Do this:
The records below are to be repeated in full, exactly as they are.

--

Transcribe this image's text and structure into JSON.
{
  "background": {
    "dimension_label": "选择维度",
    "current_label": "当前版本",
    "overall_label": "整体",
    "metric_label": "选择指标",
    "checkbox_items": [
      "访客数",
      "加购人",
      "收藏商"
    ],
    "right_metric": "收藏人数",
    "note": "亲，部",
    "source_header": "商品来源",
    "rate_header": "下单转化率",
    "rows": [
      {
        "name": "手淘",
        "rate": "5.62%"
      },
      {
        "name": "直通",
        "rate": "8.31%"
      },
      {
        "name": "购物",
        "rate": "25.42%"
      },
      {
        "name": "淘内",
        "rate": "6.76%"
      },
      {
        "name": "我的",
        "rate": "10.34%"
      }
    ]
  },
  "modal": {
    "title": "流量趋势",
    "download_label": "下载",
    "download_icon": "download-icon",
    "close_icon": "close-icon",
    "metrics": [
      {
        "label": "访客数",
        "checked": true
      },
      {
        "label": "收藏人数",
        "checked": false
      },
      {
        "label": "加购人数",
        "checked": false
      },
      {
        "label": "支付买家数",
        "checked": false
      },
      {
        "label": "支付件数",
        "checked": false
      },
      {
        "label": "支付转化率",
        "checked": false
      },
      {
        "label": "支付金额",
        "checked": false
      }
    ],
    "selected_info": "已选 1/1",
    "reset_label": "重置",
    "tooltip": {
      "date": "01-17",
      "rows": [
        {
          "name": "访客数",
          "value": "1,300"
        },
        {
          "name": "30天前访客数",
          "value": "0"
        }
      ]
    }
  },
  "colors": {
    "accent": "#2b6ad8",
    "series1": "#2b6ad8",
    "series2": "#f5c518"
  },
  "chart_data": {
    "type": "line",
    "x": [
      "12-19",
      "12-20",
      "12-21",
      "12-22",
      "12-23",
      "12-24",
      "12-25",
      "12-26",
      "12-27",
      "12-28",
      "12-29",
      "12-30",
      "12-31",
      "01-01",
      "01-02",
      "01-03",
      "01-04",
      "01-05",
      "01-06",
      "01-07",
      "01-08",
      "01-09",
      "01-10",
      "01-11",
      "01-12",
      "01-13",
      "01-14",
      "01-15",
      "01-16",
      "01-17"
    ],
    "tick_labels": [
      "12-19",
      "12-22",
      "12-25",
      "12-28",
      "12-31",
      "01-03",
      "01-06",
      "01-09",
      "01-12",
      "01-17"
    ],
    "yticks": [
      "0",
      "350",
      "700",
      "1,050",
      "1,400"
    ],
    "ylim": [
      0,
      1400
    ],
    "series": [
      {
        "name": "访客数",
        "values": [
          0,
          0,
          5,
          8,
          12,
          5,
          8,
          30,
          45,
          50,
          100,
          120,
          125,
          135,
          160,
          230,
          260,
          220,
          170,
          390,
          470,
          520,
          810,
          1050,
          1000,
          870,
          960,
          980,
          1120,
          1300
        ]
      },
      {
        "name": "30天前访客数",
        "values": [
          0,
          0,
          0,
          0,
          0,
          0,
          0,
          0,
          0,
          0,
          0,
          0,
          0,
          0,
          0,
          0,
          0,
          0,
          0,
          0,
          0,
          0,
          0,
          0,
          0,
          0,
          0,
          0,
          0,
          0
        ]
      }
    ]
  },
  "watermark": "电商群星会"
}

--

Solution below:
Transcribe this image's text and structure into JSON.
{
  "background": {
    "dimension_label": "选择维度",
    "current_label": "当前版本",
    "overall_label": "整体",
    "metric_label": "选择指标",
    "checkbox_items": [
      "访客数",
      "加购人",
      "收藏商"
    ],
    "right_metric": "收藏人数",
    "note": "亲，部",
    "source_header": "商品来源",
    "rate_header": "下单转化率",
    "rows": [
      {
        "name": "手淘",
        "rate": "5.62%"
      },
      {
        "name": "直通",
        "rate": "8.31%"
      },
      {
        "name": "购物",
        "rate": "25.42%"
      },
      {
        "name": "淘内",
        "rate": "6.76%"
      },
      {
        "name": "我的",
        "rate": "10.34%"
      }
    ]
  },
  "modal": {
    "title": "流量趋势",
    "download_label": "下载",
    "download_icon": "download-icon",
    "close_icon": "close-icon",
    "metrics": [
      {
        "label": "访客数",
        "checked": true
      },
      {
        "label": "收藏人数",
        "checked": false
      },
      {
        "label": "加购人数",
        "checked": false
      },
      {
        "label": "支付买家数",
        "checked": false
      },
      {
        "label": "支付件数",
        "checked": false
      },
      {
        "label": "支付转化率",
        "checked": false
      },
      {
        "label": "支付金额",
        "checked": false
      }
    ],
    "selected_info": "已选 1/1",
    "reset_label": "重置",
    "tooltip": {
      "date": "01-17",
      "rows": [
        {
          "name": "访客数",
          "value": "1,300"
        },
        {
          "name": "30天前访客数",
          "value": "0"
        }
      ]
    }
  },
  "colors": {
    "accent": "#2b6ad8",
    "series1": "#2b6ad8",
    "series2": "#f5c518"
  },
  "chart_data": {
    "type": "line",
    "x": [
      "12-19",
      "12-20",
      "12-21",
      "12-22",
      "12-23",
      "12-24",
      "12-25",
      "12-26",
      "12-27",
      "12-28",
      "12-29",
      "12-30",
      "12-31",
      "01-01",
      "01-02",
      "01-03",
      "01-04",
      "01-05",
      "01-06",
      "01-07",
      "01-08",
      "01-09",
      "01-10",
      "01-11",
      "01-12",
      "01-13",
      "01-14",
      "01-15",
      "01-16",
      "01-17"
    ],
    "tick_labels": [
      "12-19",
      "12-22",
      "12-25",
      "12-28",
      "12-31",
      "01-03",
      "01-06",
      "01-09",
      "01-12",
      "01-17"
    ],
    "yticks": [
      "0",
      "350",
      "700",
      "1,050",
      "1,400"
    ],
    "ylim": [
      0,
      1400
    ],
    "series": [
      {
        "name": "访客数",
        "values": [
          0,
          0,
          5,
          8,
          12,
          5,
          8,
          30,
          45,
          50,
          100,
          120,
          125,
          135,
          160,
          230,
          260,
          220,
          170,
          390,
          470,
          520,
          810,
          1050,
          1000,
          870,
          960,
          980,
          1120,
          1300
        ]
      },
      {
        "name": "30天前访客数",
        "values": [
          0,
          0,
          0,
          0,
          0,
          0,
          0,
          0,
          0,
          0,
          0,
          0,
          0,
          0,
          0,
          0,
          0,
          0,
          0,
          0,
          0,
          0,
          0,
          0,
          0,
          0,
          0,
          0,
          0,
          0
        ]
      }
    ]
  },
  "watermark": "电商群星会"
}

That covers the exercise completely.